#### YOUR INSTRUCTIONS:
Quote the whole listing verbatim.

-- Start --

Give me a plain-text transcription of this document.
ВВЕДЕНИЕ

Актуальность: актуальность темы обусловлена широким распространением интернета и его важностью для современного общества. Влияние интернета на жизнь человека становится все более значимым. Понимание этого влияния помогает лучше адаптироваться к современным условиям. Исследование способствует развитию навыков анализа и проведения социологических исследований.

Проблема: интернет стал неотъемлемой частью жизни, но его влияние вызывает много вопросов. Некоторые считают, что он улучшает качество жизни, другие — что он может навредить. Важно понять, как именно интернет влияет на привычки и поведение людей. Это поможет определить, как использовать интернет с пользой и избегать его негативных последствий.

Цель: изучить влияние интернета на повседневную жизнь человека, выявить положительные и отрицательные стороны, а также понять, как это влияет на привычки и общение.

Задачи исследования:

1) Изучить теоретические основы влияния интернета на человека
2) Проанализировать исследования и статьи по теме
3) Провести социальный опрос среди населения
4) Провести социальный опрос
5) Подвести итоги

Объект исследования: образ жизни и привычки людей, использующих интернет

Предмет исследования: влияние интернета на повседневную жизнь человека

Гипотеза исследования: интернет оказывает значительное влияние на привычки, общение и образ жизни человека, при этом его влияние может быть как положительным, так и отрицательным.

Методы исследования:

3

-- End --

#### SOLVED EXERCISE:
Give me a plain-text transcription of this document.
ВВЕДЕНИЕ

Актуальность: актуальность темы обусловлена широким распространением интернета и его важностью для современного общества. Влияние интернета на жизнь человека становится все более значимым. Понимание этого влияния помогает лучше адаптироваться к современным условиям. Исследование способствует развитию навыков анализа и проведения социологических исследований.

Проблема: интернет стал неотъемлемой частью жизни, но его влияние вызывает много вопросов. Некоторые считают, что он улучшает качество жизни, другие — что он может навредить. Важно понять, как именно интернет влияет на привычки и поведение людей. Это поможет определить, как использовать интернет с пользой и избегать его негативных последствий.

Цель: изучить влияние интернета на повседневную жизнь человека, выявить положительные и отрицательные стороны, а также понять, как это влияет на привычки и общение.

Задачи исследования:

1) Изучить теоретические основы влияния интернета на человека
2) Проанализировать исследования и статьи по теме
3) Провести социальный опрос среди населения
4) Провести социальный опрос
5) Подвести итоги

Объект исследования: образ жизни и привычки людей, использующих интернет

Предмет исследования: влияние интернета на повседневную жизнь человека

Гипотеза исследования: интернет оказывает значительное влияние на привычки, общение и образ жизни человека, при этом его влияние может быть как положительным, так и отрицательным.

Методы исследования:

3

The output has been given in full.